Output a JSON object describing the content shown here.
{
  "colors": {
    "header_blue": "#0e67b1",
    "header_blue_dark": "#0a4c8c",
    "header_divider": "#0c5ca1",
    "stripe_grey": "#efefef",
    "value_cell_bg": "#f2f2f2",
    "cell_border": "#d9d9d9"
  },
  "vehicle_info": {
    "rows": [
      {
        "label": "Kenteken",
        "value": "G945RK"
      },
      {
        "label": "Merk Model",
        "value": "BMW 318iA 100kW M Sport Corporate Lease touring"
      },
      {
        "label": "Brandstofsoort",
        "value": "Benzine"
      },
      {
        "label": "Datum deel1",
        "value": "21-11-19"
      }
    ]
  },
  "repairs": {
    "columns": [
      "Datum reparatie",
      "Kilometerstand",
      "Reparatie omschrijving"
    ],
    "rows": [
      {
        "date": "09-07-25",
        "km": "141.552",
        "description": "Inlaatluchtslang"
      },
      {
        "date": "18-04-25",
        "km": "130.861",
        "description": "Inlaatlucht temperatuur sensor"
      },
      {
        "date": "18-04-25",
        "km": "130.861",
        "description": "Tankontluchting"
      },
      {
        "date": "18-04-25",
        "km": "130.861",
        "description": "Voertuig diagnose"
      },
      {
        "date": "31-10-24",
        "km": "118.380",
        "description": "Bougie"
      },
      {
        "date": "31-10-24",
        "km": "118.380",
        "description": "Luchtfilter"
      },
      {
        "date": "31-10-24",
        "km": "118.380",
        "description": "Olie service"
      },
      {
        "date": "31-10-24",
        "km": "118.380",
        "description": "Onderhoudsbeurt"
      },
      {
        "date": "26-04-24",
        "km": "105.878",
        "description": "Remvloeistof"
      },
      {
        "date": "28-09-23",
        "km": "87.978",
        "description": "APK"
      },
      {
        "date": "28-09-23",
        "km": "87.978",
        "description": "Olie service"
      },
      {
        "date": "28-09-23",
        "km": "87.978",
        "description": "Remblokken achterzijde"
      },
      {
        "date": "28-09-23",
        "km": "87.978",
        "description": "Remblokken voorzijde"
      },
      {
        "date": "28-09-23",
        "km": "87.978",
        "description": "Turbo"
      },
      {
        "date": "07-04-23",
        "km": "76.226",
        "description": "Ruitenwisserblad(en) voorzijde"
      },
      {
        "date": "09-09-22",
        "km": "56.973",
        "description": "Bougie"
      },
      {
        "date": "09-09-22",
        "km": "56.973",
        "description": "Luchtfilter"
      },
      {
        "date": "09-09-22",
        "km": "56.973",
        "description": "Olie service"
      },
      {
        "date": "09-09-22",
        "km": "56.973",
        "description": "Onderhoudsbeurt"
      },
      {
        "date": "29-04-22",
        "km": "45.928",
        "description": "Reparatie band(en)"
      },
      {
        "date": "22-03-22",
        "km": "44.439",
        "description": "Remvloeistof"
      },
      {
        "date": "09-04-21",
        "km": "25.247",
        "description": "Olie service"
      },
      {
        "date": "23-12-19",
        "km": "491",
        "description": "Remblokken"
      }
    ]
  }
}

________

→ **REQUIRED WORK**:
Among the lines above, determine how many hold the word "Remblokken"; report the figure alone.

→ **WRITTEN RESPONSE**:
3